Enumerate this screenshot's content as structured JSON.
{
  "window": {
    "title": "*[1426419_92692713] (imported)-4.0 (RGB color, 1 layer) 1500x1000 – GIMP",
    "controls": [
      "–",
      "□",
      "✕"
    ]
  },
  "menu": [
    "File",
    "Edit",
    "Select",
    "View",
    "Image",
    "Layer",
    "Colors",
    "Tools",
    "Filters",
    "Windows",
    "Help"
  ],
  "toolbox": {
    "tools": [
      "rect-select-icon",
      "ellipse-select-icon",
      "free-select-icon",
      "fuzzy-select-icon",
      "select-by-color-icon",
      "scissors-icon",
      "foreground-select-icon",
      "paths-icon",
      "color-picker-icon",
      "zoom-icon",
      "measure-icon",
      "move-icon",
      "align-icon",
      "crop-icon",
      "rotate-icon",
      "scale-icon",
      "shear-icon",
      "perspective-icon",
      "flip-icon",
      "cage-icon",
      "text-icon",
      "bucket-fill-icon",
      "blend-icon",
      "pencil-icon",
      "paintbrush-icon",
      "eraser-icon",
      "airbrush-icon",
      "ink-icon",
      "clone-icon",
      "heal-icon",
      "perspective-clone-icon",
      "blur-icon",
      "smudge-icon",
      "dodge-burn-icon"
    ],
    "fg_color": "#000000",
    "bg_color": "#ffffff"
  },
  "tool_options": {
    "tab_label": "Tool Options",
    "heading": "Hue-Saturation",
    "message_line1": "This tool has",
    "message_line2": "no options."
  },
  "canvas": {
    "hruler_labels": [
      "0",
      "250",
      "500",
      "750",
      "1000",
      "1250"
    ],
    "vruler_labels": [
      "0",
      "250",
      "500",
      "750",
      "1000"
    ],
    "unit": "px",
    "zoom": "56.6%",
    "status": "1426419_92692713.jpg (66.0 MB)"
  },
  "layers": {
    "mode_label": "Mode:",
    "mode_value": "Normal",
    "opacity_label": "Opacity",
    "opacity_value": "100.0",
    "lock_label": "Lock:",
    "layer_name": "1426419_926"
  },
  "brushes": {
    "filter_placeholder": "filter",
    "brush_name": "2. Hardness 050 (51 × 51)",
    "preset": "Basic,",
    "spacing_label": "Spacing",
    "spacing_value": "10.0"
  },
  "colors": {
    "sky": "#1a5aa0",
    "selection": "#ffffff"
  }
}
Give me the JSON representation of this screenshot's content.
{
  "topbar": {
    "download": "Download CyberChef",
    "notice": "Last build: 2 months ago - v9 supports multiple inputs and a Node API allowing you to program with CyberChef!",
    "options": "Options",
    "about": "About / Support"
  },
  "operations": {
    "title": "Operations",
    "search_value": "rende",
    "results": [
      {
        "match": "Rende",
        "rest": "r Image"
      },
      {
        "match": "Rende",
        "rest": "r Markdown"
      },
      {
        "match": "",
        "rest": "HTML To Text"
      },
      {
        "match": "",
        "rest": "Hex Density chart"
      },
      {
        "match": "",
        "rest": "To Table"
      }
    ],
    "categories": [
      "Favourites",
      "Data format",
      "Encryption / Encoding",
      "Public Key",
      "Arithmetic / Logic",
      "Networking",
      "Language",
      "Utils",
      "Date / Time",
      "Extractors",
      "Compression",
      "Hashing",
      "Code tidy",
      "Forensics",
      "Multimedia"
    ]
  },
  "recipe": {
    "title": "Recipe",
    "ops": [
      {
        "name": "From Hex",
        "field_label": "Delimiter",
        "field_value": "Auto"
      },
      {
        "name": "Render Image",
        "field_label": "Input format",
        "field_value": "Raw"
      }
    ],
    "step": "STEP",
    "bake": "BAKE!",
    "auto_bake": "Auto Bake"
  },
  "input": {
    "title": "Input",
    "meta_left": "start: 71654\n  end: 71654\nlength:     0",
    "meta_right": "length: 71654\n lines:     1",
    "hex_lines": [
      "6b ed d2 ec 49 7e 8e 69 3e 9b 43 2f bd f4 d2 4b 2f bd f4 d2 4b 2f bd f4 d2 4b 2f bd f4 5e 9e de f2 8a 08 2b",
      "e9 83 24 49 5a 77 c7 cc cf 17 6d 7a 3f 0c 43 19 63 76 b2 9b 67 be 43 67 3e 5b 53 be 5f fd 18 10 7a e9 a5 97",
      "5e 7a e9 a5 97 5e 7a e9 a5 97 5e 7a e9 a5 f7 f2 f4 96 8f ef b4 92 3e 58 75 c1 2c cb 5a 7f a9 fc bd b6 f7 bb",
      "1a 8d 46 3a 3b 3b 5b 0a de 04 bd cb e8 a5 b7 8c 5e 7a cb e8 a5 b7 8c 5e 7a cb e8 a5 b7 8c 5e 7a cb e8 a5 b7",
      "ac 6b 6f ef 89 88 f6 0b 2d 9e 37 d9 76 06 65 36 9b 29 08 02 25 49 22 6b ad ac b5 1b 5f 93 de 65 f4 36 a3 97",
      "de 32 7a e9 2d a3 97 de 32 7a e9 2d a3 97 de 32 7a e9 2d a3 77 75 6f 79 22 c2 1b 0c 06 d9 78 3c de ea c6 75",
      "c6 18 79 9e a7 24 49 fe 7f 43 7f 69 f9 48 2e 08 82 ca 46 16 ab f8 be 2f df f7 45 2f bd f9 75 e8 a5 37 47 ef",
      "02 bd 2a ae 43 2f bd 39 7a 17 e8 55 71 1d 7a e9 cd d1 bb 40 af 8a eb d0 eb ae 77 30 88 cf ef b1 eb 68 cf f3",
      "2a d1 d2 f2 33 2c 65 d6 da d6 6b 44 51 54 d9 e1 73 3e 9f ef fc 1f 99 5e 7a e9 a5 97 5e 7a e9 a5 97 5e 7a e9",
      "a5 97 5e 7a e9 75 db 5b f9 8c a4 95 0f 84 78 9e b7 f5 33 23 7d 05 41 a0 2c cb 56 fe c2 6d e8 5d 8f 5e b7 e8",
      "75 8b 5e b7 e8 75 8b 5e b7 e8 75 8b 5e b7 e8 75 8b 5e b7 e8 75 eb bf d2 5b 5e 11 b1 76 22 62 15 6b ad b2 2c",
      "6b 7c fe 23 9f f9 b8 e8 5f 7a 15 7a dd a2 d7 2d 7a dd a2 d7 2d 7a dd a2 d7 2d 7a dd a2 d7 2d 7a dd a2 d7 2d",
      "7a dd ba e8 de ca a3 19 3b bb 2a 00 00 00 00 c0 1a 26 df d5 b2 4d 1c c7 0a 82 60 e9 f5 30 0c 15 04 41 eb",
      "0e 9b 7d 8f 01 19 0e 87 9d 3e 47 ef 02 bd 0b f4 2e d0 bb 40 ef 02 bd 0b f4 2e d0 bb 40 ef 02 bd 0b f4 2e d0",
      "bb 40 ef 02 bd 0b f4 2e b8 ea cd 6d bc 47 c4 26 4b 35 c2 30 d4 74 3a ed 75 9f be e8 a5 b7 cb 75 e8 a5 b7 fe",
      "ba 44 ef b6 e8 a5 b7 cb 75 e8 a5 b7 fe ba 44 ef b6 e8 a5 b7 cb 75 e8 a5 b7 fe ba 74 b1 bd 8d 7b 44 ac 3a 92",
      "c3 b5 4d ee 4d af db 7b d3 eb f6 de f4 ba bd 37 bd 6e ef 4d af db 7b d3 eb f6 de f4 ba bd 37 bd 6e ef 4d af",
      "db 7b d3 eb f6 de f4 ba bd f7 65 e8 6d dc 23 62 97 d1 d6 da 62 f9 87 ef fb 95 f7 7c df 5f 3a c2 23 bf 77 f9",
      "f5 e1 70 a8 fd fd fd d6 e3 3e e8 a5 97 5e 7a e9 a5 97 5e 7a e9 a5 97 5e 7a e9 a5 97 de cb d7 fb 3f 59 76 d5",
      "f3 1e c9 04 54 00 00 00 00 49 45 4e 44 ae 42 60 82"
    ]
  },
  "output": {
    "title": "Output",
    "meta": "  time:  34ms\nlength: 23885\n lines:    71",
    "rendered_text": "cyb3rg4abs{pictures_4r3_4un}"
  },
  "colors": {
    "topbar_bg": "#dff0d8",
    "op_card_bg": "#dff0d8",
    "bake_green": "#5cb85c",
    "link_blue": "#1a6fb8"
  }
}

• **Aim of the task**: Check every line of the data, and copy the ones that contain "JSON".

• **Result for this task**:
Enumerate this screenshot's content as structured JSON.
Give me the JSON representation of this screenshot's content.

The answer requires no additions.